- **WHAT IS REQUIRED**: Copy out the entries below precisely; nothing is to be omitted.

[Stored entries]
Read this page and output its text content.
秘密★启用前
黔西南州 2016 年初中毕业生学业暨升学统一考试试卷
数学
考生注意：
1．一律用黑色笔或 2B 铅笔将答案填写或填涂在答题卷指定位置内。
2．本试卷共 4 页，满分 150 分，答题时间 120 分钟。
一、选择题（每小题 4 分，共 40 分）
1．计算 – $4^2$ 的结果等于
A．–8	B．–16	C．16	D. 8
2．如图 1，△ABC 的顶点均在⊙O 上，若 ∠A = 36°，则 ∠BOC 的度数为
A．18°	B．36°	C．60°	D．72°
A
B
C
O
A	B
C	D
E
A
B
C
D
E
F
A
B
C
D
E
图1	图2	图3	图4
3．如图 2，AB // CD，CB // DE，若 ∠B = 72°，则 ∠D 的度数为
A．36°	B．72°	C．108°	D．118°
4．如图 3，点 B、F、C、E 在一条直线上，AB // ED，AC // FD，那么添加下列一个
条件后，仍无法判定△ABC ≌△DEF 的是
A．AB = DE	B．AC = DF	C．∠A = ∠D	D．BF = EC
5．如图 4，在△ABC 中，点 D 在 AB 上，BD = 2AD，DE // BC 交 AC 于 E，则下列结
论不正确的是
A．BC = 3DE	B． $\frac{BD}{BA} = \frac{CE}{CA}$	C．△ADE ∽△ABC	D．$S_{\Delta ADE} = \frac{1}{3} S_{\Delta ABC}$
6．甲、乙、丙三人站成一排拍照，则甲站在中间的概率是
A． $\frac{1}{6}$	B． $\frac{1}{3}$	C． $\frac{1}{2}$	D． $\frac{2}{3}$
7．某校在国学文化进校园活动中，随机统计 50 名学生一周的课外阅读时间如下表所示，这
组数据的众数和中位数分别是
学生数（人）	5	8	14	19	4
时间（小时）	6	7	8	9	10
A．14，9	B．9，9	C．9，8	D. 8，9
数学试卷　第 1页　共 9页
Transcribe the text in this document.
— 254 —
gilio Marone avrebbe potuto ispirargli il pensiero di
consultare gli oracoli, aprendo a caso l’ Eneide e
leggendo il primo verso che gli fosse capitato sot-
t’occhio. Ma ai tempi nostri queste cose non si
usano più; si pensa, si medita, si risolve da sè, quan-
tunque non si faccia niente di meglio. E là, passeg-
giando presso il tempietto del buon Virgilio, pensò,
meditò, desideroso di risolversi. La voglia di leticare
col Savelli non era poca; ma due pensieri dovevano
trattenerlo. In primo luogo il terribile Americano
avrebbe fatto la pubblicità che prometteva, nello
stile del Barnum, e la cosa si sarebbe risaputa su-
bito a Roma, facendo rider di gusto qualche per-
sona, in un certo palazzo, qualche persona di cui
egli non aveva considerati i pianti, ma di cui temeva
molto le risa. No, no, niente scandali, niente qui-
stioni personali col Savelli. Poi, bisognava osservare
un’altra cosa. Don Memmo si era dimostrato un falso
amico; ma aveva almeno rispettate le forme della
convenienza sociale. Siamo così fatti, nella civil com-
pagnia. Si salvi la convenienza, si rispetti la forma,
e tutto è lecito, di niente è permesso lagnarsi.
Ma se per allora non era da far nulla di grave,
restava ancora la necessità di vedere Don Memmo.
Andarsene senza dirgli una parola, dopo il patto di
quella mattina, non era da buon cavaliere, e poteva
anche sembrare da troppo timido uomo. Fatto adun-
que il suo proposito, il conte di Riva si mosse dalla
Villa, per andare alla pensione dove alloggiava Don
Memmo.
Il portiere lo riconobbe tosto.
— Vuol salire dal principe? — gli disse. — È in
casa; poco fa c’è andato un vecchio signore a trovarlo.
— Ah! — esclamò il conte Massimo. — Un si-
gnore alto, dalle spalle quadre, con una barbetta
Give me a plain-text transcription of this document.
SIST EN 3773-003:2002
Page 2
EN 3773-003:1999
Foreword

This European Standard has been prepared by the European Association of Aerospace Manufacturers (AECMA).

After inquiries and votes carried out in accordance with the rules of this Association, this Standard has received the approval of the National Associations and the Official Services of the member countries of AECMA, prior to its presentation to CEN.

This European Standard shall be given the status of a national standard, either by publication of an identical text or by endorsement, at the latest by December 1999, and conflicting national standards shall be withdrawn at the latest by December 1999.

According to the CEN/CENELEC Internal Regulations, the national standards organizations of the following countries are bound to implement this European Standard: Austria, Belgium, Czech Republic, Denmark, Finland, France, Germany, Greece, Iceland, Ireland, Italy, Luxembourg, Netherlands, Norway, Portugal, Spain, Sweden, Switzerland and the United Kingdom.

- **COMPLETE RESPONSE**:
Read this page and output its text content.
秘密★启用前
黔西南州 2016 年初中毕业生学业暨升学统一考试试卷
数学
考生注意：
1．一律用黑色笔或 2B 铅笔将答案填写或填涂在答题卷指定位置内。
2．本试卷共 4 页，满分 150 分，答题时间 120 分钟。
一、选择题（每小题 4 分，共 40 分）
1．计算 – $4^2$ 的结果等于
A．–8	B．–16	C．16	D. 8
2．如图 1，△ABC 的顶点均在⊙O 上，若 ∠A = 36°，则 ∠BOC 的度数为
A．18°	B．36°	C．60°	D．72°
A
B
C
O
A	B
C	D
E
A
B
C
D
E
F
A
B
C
D
E
图1	图2	图3	图4
3．如图 2，AB // CD，CB // DE，若 ∠B = 72°，则 ∠D 的度数为
A．36°	B．72°	C．108°	D．118°
4．如图 3，点 B、F、C、E 在一条直线上，AB // ED，AC // FD，那么添加下列一个
条件后，仍无法判定△ABC ≌△DEF 的是
A．AB = DE	B．AC = DF	C．∠A = ∠D	D．BF = EC
5．如图 4，在△ABC 中，点 D 在 AB 上，BD = 2AD，DE // BC 交 AC 于 E，则下列结
论不正确的是
A．BC = 3DE	B． $\frac{BD}{BA} = \frac{CE}{CA}$	C．△ADE ∽△ABC	D．$S_{\Delta ADE} = \frac{1}{3} S_{\Delta ABC}$
6．甲、乙、丙三人站成一排拍照，则甲站在中间的概率是
A． $\frac{1}{6}$	B． $\frac{1}{3}$	C． $\frac{1}{2}$	D． $\frac{2}{3}$
7．某校在国学文化进校园活动中，随机统计 50 名学生一周的课外阅读时间如下表所示，这
组数据的众数和中位数分别是
学生数（人）	5	8	14	19	4
时间（小时）	6	7	8	9	10
A．14，9	B．9，9	C．9，8	D. 8，9
数学试卷　第 1页　共 9页
Transcribe the text in this document.
— 254 —
gilio Marone avrebbe potuto ispirargli il pensiero di
consultare gli oracoli, aprendo a caso l’ Eneide e
leggendo il primo verso che gli fosse capitato sot-
t’occhio. Ma ai tempi nostri queste cose non si
usano più; si pensa, si medita, si risolve da sè, quan-
tunque non si faccia niente di meglio. E là, passeg-
giando presso il tempietto del buon Virgilio, pensò,
meditò, desideroso di risolversi. La voglia di leticare
col Savelli non era poca; ma due pensieri dovevano
trattenerlo. In primo luogo il terribile Americano
avrebbe fatto la pubblicità che prometteva, nello
stile del Barnum, e la cosa si sarebbe risaputa su-
bito a Roma, facendo rider di gusto qualche per-
sona, in un certo palazzo, qualche persona di cui
egli non aveva considerati i pianti, ma di cui temeva
molto le risa. No, no, niente scandali, niente qui-
stioni personali col Savelli. Poi, bisognava osservare
un’altra cosa. Don Memmo si era dimostrato un falso
amico; ma aveva almeno rispettate le forme della
convenienza sociale. Siamo così fatti, nella civil com-
pagnia. Si salvi la convenienza, si rispetti la forma,
e tutto è lecito, di niente è permesso lagnarsi.
Ma se per allora non era da far nulla di grave,
restava ancora la necessità di vedere Don Memmo.
Andarsene senza dirgli una parola, dopo il patto di
quella mattina, non era da buon cavaliere, e poteva
anche sembrare da troppo timido uomo. Fatto adun-
que il suo proposito, il conte di Riva si mosse dalla
Villa, per andare alla pensione dove alloggiava Don
Memmo.
Il portiere lo riconobbe tosto.
— Vuol salire dal principe? — gli disse. — È in
casa; poco fa c’è andato un vecchio signore a trovarlo.
— Ah! — esclamò il conte Massimo. — Un si-
gnore alto, dalle spalle quadre, con una barbetta
Give me a plain-text transcription of this document.
SIST EN 3773-003:2002
Page 2
EN 3773-003:1999
Foreword

This European Standard has been prepared by the European Association of Aerospace Manufacturers (AECMA).

After inquiries and votes carried out in accordance with the rules of this Association, this Standard has received the approval of the National Associations and the Official Services of the member countries of AECMA, prior to its presentation to CEN.

This European Standard shall be given the status of a national standard, either by publication of an identical text or by endorsement, at the latest by December 1999, and conflicting national standards shall be withdrawn at the latest by December 1999.

According to the CEN/CENELEC Internal Regulations, the national standards organizations of the following countries are bound to implement this European Standard: Austria, Belgium, Czech Republic, Denmark, Finland, France, Germany, Greece, Iceland, Ireland, Italy, Luxembourg, Netherlands, Norway, Portugal, Spain, Sweden, Switzerland and the United Kingdom.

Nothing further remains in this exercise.